[start Data to process]

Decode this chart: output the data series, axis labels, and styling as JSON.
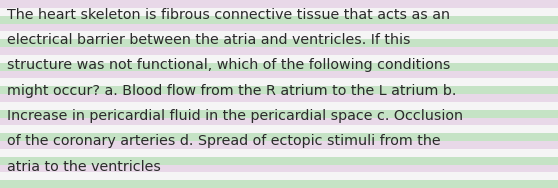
{
  "lines": [
    "The heart skeleton is fibrous connective tissue that acts as an",
    "electrical barrier between the atria and ventricles. If this",
    "structure was not functional, which of the following conditions",
    "might occur? a. Blood flow from the R atrium to the L atrium b.",
    "Increase in pericardial fluid in the pericardial space c. Occlusion",
    "of the coronary arteries d. Spread of ectopic stimuli from the",
    "atria to the ventricles"
  ],
  "stripe_colors": [
    "#c8e6c8",
    "#ffffff",
    "#e8d8e8"
  ],
  "text_color": "#2a2a2a",
  "font_size": 10.3,
  "fig_width": 5.58,
  "fig_height": 1.88,
  "dpi": 100,
  "num_stripes": 24
}
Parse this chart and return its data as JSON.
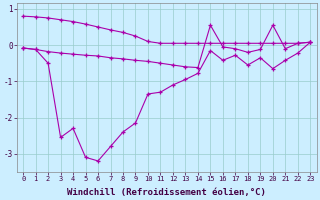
{
  "xlabel": "Windchill (Refroidissement éolien,°C)",
  "x": [
    0,
    1,
    2,
    3,
    4,
    5,
    6,
    7,
    8,
    9,
    10,
    11,
    12,
    13,
    14,
    15,
    16,
    17,
    18,
    19,
    20,
    21,
    22,
    23
  ],
  "series1": [
    0.8,
    0.78,
    0.75,
    0.7,
    0.65,
    0.58,
    0.5,
    0.42,
    0.35,
    0.25,
    0.1,
    0.05,
    0.05,
    0.05,
    0.05,
    0.05,
    0.05,
    0.05,
    0.05,
    0.05,
    0.05,
    0.05,
    0.05,
    0.08
  ],
  "series2": [
    -0.08,
    -0.12,
    -0.18,
    -0.22,
    -0.25,
    -0.28,
    -0.3,
    -0.35,
    -0.38,
    -0.42,
    -0.45,
    -0.5,
    -0.55,
    -0.6,
    -0.62,
    0.55,
    -0.05,
    -0.1,
    -0.2,
    -0.12,
    0.55,
    -0.1,
    0.05,
    0.08
  ],
  "series3": [
    -0.08,
    -0.12,
    -0.5,
    -2.55,
    -2.3,
    -3.1,
    -3.2,
    -2.8,
    -2.4,
    -2.15,
    -1.35,
    -1.3,
    -1.1,
    -0.95,
    -0.78,
    -0.15,
    -0.42,
    -0.28,
    -0.55,
    -0.35,
    -0.65,
    -0.42,
    -0.22,
    0.08
  ],
  "line_color": "#aa00aa",
  "marker": "+",
  "bg_color": "#cceeff",
  "grid_color": "#99cccc",
  "xlim": [
    -0.5,
    23.5
  ],
  "ylim": [
    -3.5,
    1.15
  ],
  "yticks": [
    1,
    0,
    -1,
    -2,
    -3
  ],
  "ytick_labels": [
    "1",
    "0",
    "-1",
    "-2",
    "-3"
  ],
  "xticks": [
    0,
    1,
    2,
    3,
    4,
    5,
    6,
    7,
    8,
    9,
    10,
    11,
    12,
    13,
    14,
    15,
    16,
    17,
    18,
    19,
    20,
    21,
    22,
    23
  ],
  "tick_fontsize": 5,
  "xlabel_fontsize": 6.5
}
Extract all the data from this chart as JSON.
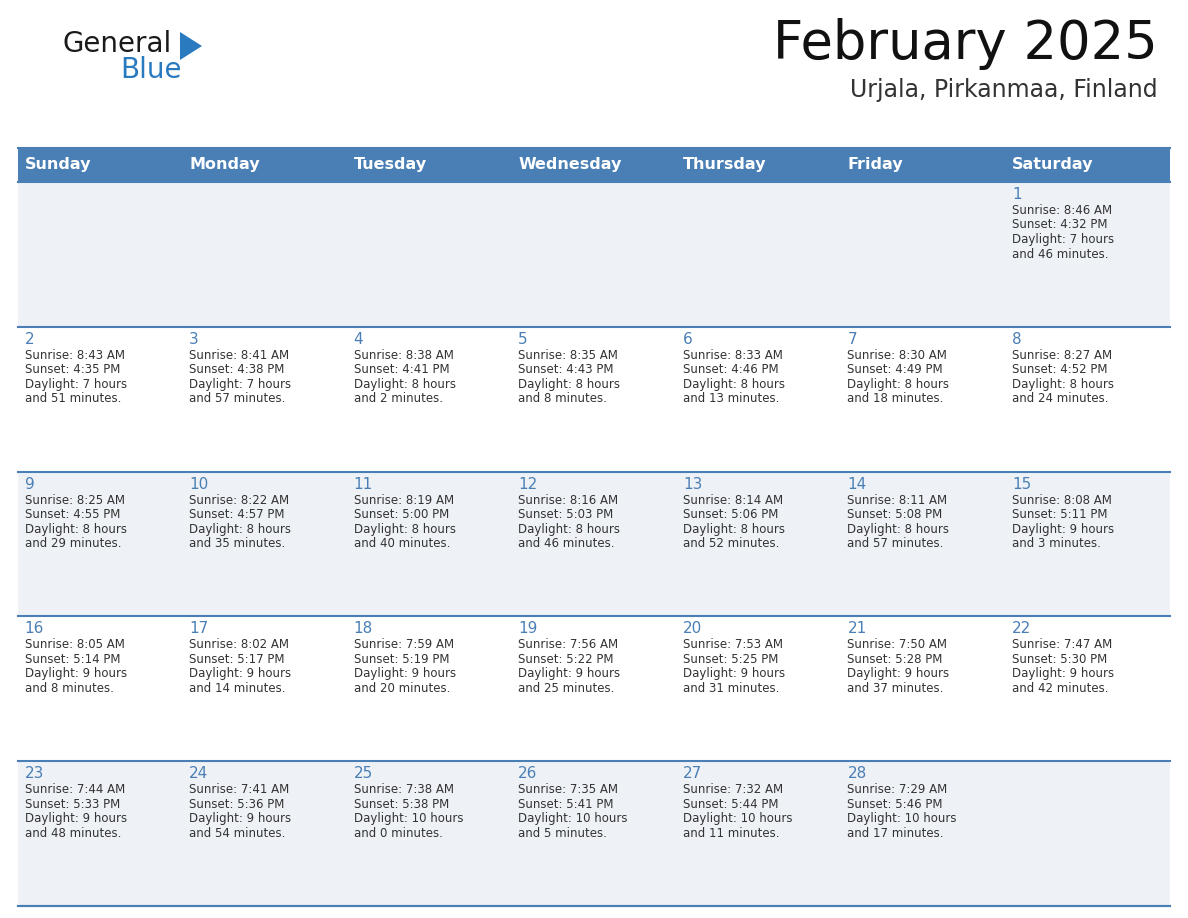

[end Data to process]

• _Instruction_
The pictures should not appear in the copy; every other part of the records above must be returned exactly.

• _Response below_
Decode this chart: output the data series, axis labels, and styling as JSON.
{
  "lines": [
    "The heart skeleton is fibrous connective tissue that acts as an",
    "electrical barrier between the atria and ventricles. If this",
    "structure was not functional, which of the following conditions",
    "might occur? a. Blood flow from the R atrium to the L atrium b.",
    "Increase in pericardial fluid in the pericardial space c. Occlusion",
    "of the coronary arteries d. Spread of ectopic stimuli from the",
    "atria to the ventricles"
  ],
  "stripe_colors": [
    "#c8e6c8",
    "#ffffff",
    "#e8d8e8"
  ],
  "text_color": "#2a2a2a",
  "font_size": 10.3,
  "fig_width": 5.58,
  "fig_height": 1.88,
  "dpi": 100,
  "num_stripes": 24
}
Parse this chart and return its data as JSON.
{
  "xlabel": "Windchill (Refroidissement éolien,°C)",
  "x": [
    0,
    1,
    2,
    3,
    4,
    5,
    6,
    7,
    8,
    9,
    10,
    11,
    12,
    13,
    14,
    15,
    16,
    17,
    18,
    19,
    20,
    21,
    22,
    23
  ],
  "series1": [
    0.8,
    0.78,
    0.75,
    0.7,
    0.65,
    0.58,
    0.5,
    0.42,
    0.35,
    0.25,
    0.1,
    0.05,
    0.05,
    0.05,
    0.05,
    0.05,
    0.05,
    0.05,
    0.05,
    0.05,
    0.05,
    0.05,
    0.05,
    0.08
  ],
  "series2": [
    -0.08,
    -0.12,
    -0.18,
    -0.22,
    -0.25,
    -0.28,
    -0.3,
    -0.35,
    -0.38,
    -0.42,
    -0.45,
    -0.5,
    -0.55,
    -0.6,
    -0.62,
    0.55,
    -0.05,
    -0.1,
    -0.2,
    -0.12,
    0.55,
    -0.1,
    0.05,
    0.08
  ],
  "series3": [
    -0.08,
    -0.12,
    -0.5,
    -2.55,
    -2.3,
    -3.1,
    -3.2,
    -2.8,
    -2.4,
    -2.15,
    -1.35,
    -1.3,
    -1.1,
    -0.95,
    -0.78,
    -0.15,
    -0.42,
    -0.28,
    -0.55,
    -0.35,
    -0.65,
    -0.42,
    -0.22,
    0.08
  ],
  "line_color": "#aa00aa",
  "marker": "+",
  "bg_color": "#cceeff",
  "grid_color": "#99cccc",
  "xlim": [
    -0.5,
    23.5
  ],
  "ylim": [
    -3.5,
    1.15
  ],
  "yticks": [
    1,
    0,
    -1,
    -2,
    -3
  ],
  "ytick_labels": [
    "1",
    "0",
    "-1",
    "-2",
    "-3"
  ],
  "xticks": [
    0,
    1,
    2,
    3,
    4,
    5,
    6,
    7,
    8,
    9,
    10,
    11,
    12,
    13,
    14,
    15,
    16,
    17,
    18,
    19,
    20,
    21,
    22,
    23
  ],
  "tick_fontsize": 5,
  "xlabel_fontsize": 6.5
}
Extract all the data from this chart as JSON.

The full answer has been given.